Dataset rows about figures
[Start]
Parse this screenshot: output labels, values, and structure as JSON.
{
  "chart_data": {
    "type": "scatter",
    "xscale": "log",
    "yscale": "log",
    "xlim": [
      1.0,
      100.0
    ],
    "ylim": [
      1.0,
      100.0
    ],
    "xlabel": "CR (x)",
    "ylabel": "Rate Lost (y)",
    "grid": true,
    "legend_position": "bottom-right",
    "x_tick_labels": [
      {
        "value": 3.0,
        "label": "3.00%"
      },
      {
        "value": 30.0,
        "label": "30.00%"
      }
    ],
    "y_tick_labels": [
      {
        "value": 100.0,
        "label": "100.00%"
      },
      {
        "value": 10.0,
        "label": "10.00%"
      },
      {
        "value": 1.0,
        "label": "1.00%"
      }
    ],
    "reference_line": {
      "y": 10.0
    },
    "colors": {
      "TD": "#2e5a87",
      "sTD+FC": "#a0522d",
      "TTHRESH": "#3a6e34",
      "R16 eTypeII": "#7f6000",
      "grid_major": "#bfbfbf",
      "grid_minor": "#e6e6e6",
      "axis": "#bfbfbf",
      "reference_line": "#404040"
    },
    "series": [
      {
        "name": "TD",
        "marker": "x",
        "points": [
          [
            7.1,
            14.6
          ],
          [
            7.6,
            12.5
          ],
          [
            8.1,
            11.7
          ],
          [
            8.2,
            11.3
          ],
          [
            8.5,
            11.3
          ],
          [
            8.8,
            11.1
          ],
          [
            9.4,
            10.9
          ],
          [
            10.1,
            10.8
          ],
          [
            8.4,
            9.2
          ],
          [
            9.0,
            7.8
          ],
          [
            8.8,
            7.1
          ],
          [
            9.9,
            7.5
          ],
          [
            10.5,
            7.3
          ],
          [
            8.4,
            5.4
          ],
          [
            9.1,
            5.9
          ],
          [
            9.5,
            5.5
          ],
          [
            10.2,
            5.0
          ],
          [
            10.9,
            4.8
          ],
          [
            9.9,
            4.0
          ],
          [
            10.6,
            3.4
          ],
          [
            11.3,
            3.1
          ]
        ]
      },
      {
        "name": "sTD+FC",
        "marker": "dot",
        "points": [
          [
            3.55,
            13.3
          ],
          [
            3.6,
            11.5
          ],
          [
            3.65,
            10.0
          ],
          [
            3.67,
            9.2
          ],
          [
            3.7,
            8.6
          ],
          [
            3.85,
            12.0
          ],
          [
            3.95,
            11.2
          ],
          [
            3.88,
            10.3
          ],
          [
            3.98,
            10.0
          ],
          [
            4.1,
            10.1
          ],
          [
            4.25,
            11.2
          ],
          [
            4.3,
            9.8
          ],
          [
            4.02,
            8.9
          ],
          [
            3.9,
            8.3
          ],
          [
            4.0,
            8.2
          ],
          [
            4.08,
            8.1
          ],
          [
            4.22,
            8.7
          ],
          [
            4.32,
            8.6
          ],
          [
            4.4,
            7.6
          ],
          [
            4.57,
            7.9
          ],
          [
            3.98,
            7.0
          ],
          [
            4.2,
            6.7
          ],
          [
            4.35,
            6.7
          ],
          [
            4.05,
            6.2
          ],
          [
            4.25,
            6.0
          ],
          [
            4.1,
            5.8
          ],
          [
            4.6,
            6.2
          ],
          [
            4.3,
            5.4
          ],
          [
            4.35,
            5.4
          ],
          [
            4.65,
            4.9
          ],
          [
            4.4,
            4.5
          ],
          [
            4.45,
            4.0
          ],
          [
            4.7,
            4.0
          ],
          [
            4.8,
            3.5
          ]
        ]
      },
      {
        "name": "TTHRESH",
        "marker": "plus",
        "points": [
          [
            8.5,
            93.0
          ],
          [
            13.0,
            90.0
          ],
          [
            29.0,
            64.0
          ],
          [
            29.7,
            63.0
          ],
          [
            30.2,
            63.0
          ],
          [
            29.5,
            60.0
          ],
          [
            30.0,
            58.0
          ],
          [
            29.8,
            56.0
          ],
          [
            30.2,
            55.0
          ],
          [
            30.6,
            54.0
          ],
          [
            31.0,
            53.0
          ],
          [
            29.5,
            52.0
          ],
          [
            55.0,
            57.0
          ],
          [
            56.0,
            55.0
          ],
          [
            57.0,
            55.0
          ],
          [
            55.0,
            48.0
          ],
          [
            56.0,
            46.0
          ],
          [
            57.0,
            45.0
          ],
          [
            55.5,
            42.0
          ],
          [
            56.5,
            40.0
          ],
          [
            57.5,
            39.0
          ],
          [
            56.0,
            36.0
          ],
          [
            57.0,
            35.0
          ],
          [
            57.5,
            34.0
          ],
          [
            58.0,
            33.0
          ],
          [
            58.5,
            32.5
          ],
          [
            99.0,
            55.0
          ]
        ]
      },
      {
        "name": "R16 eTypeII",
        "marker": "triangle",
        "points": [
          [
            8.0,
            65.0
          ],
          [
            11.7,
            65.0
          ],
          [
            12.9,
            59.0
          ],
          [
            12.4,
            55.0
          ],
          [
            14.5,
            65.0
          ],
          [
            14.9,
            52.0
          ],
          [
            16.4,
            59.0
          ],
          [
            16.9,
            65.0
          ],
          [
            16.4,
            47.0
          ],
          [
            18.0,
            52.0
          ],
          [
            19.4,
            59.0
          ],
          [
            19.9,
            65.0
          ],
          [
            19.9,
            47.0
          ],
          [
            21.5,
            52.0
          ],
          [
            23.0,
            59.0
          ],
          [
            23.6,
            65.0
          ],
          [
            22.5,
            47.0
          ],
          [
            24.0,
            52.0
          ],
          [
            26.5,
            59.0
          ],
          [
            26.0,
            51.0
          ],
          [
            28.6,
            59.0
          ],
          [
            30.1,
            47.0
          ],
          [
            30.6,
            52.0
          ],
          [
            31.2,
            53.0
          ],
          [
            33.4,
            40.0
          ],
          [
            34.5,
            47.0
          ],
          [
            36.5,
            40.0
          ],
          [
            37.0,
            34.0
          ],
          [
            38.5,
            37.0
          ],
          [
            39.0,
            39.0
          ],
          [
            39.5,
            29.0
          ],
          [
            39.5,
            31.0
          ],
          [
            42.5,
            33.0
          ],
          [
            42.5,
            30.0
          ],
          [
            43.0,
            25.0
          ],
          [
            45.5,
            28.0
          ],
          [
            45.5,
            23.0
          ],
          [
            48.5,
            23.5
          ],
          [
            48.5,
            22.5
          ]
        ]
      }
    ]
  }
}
[End]
Written request
Transcribe the material exactly as it reads.

Task output
Parse this screenshot: output labels, values, and structure as JSON.
{
  "chart_data": {
    "type": "scatter",
    "xscale": "log",
    "yscale": "log",
    "xlim": [
      1.0,
      100.0
    ],
    "ylim": [
      1.0,
      100.0
    ],
    "xlabel": "CR (x)",
    "ylabel": "Rate Lost (y)",
    "grid": true,
    "legend_position": "bottom-right",
    "x_tick_labels": [
      {
        "value": 3.0,
        "label": "3.00%"
      },
      {
        "value": 30.0,
        "label": "30.00%"
      }
    ],
    "y_tick_labels": [
      {
        "value": 100.0,
        "label": "100.00%"
      },
      {
        "value": 10.0,
        "label": "10.00%"
      },
      {
        "value": 1.0,
        "label": "1.00%"
      }
    ],
    "reference_line": {
      "y": 10.0
    },
    "colors": {
      "TD": "#2e5a87",
      "sTD+FC": "#a0522d",
      "TTHRESH": "#3a6e34",
      "R16 eTypeII": "#7f6000",
      "grid_major": "#bfbfbf",
      "grid_minor": "#e6e6e6",
      "axis": "#bfbfbf",
      "reference_line": "#404040"
    },
    "series": [
      {
        "name": "TD",
        "marker": "x",
        "points": [
          [
            7.1,
            14.6
          ],
          [
            7.6,
            12.5
          ],
          [
            8.1,
            11.7
          ],
          [
            8.2,
            11.3
          ],
          [
            8.5,
            11.3
          ],
          [
            8.8,
            11.1
          ],
          [
            9.4,
            10.9
          ],
          [
            10.1,
            10.8
          ],
          [
            8.4,
            9.2
          ],
          [
            9.0,
            7.8
          ],
          [
            8.8,
            7.1
          ],
          [
            9.9,
            7.5
          ],
          [
            10.5,
            7.3
          ],
          [
            8.4,
            5.4
          ],
          [
            9.1,
            5.9
          ],
          [
            9.5,
            5.5
          ],
          [
            10.2,
            5.0
          ],
          [
            10.9,
            4.8
          ],
          [
            9.9,
            4.0
          ],
          [
            10.6,
            3.4
          ],
          [
            11.3,
            3.1
          ]
        ]
      },
      {
        "name": "sTD+FC",
        "marker": "dot",
        "points": [
          [
            3.55,
            13.3
          ],
          [
            3.6,
            11.5
          ],
          [
            3.65,
            10.0
          ],
          [
            3.67,
            9.2
          ],
          [
            3.7,
            8.6
          ],
          [
            3.85,
            12.0
          ],
          [
            3.95,
            11.2
          ],
          [
            3.88,
            10.3
          ],
          [
            3.98,
            10.0
          ],
          [
            4.1,
            10.1
          ],
          [
            4.25,
            11.2
          ],
          [
            4.3,
            9.8
          ],
          [
            4.02,
            8.9
          ],
          [
            3.9,
            8.3
          ],
          [
            4.0,
            8.2
          ],
          [
            4.08,
            8.1
          ],
          [
            4.22,
            8.7
          ],
          [
            4.32,
            8.6
          ],
          [
            4.4,
            7.6
          ],
          [
            4.57,
            7.9
          ],
          [
            3.98,
            7.0
          ],
          [
            4.2,
            6.7
          ],
          [
            4.35,
            6.7
          ],
          [
            4.05,
            6.2
          ],
          [
            4.25,
            6.0
          ],
          [
            4.1,
            5.8
          ],
          [
            4.6,
            6.2
          ],
          [
            4.3,
            5.4
          ],
          [
            4.35,
            5.4
          ],
          [
            4.65,
            4.9
          ],
          [
            4.4,
            4.5
          ],
          [
            4.45,
            4.0
          ],
          [
            4.7,
            4.0
          ],
          [
            4.8,
            3.5
          ]
        ]
      },
      {
        "name": "TTHRESH",
        "marker": "plus",
        "points": [
          [
            8.5,
            93.0
          ],
          [
            13.0,
            90.0
          ],
          [
            29.0,
            64.0
          ],
          [
            29.7,
            63.0
          ],
          [
            30.2,
            63.0
          ],
          [
            29.5,
            60.0
          ],
          [
            30.0,
            58.0
          ],
          [
            29.8,
            56.0
          ],
          [
            30.2,
            55.0
          ],
          [
            30.6,
            54.0
          ],
          [
            31.0,
            53.0
          ],
          [
            29.5,
            52.0
          ],
          [
            55.0,
            57.0
          ],
          [
            56.0,
            55.0
          ],
          [
            57.0,
            55.0
          ],
          [
            55.0,
            48.0
          ],
          [
            56.0,
            46.0
          ],
          [
            57.0,
            45.0
          ],
          [
            55.5,
            42.0
          ],
          [
            56.5,
            40.0
          ],
          [
            57.5,
            39.0
          ],
          [
            56.0,
            36.0
          ],
          [
            57.0,
            35.0
          ],
          [
            57.5,
            34.0
          ],
          [
            58.0,
            33.0
          ],
          [
            58.5,
            32.5
          ],
          [
            99.0,
            55.0
          ]
        ]
      },
      {
        "name": "R16 eTypeII",
        "marker": "triangle",
        "points": [
          [
            8.0,
            65.0
          ],
          [
            11.7,
            65.0
          ],
          [
            12.9,
            59.0
          ],
          [
            12.4,
            55.0
          ],
          [
            14.5,
            65.0
          ],
          [
            14.9,
            52.0
          ],
          [
            16.4,
            59.0
          ],
          [
            16.9,
            65.0
          ],
          [
            16.4,
            47.0
          ],
          [
            18.0,
            52.0
          ],
          [
            19.4,
            59.0
          ],
          [
            19.9,
            65.0
          ],
          [
            19.9,
            47.0
          ],
          [
            21.5,
            52.0
          ],
          [
            23.0,
            59.0
          ],
          [
            23.6,
            65.0
          ],
          [
            22.5,
            47.0
          ],
          [
            24.0,
            52.0
          ],
          [
            26.5,
            59.0
          ],
          [
            26.0,
            51.0
          ],
          [
            28.6,
            59.0
          ],
          [
            30.1,
            47.0
          ],
          [
            30.6,
            52.0
          ],
          [
            31.2,
            53.0
          ],
          [
            33.4,
            40.0
          ],
          [
            34.5,
            47.0
          ],
          [
            36.5,
            40.0
          ],
          [
            37.0,
            34.0
          ],
          [
            38.5,
            37.0
          ],
          [
            39.0,
            39.0
          ],
          [
            39.5,
            29.0
          ],
          [
            39.5,
            31.0
          ],
          [
            42.5,
            33.0
          ],
          [
            42.5,
            30.0
          ],
          [
            43.0,
            25.0
          ],
          [
            45.5,
            28.0
          ],
          [
            45.5,
            23.0
          ],
          [
            48.5,
            23.5
          ],
          [
            48.5,
            22.5
          ]
        ]
      }
    ]
  }
}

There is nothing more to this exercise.